SHORT PROBLEM:
Transcribe the entries exactly; images are not part of the copy.

EXERCISE INPUT:
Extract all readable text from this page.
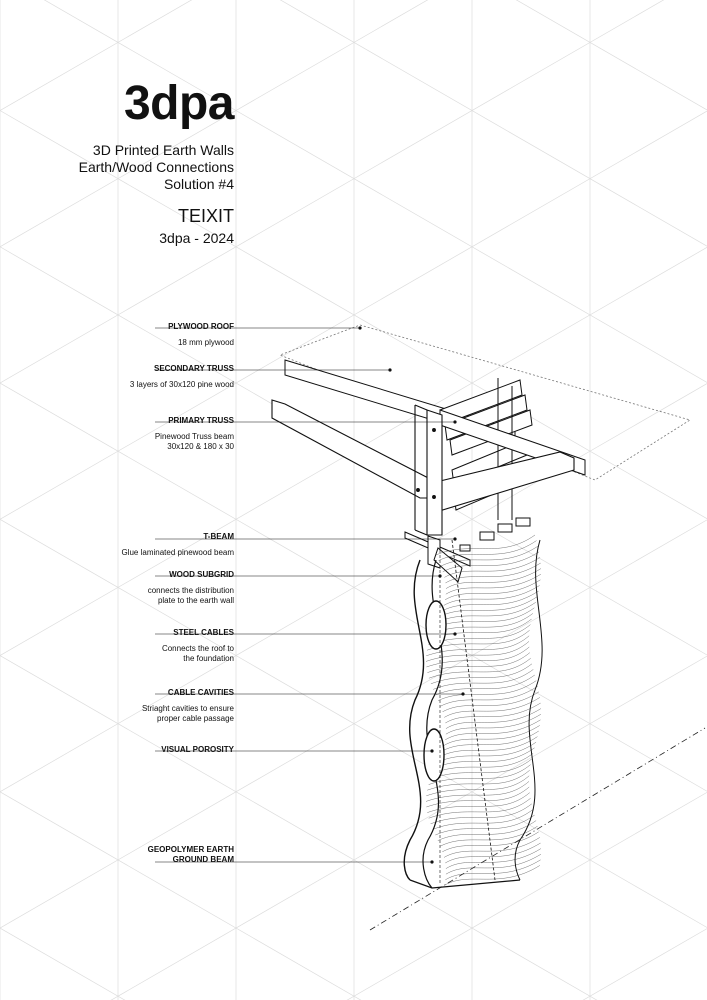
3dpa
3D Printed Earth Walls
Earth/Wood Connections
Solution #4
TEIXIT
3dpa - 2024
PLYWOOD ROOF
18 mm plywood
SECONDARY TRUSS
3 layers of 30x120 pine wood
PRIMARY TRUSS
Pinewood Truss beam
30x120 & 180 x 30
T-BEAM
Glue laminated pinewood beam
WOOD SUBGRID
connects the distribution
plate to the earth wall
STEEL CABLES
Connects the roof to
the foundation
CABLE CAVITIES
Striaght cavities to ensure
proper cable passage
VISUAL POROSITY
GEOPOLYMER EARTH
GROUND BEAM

THE RESULT:
Extract all readable text from this page.
3dpa
3D Printed Earth Walls
Earth/Wood Connections
Solution #4
TEIXIT
3dpa - 2024
PLYWOOD ROOF
18 mm plywood
SECONDARY TRUSS
3 layers of 30x120 pine wood
PRIMARY TRUSS
Pinewood Truss beam
30x120 & 180 x 30
T-BEAM
Glue laminated pinewood beam
WOOD SUBGRID
connects the distribution
plate to the earth wall
STEEL CABLES
Connects the roof to
the foundation
CABLE CAVITIES
Striaght cavities to ensure
proper cable passage
VISUAL POROSITY
GEOPOLYMER EARTH
GROUND BEAM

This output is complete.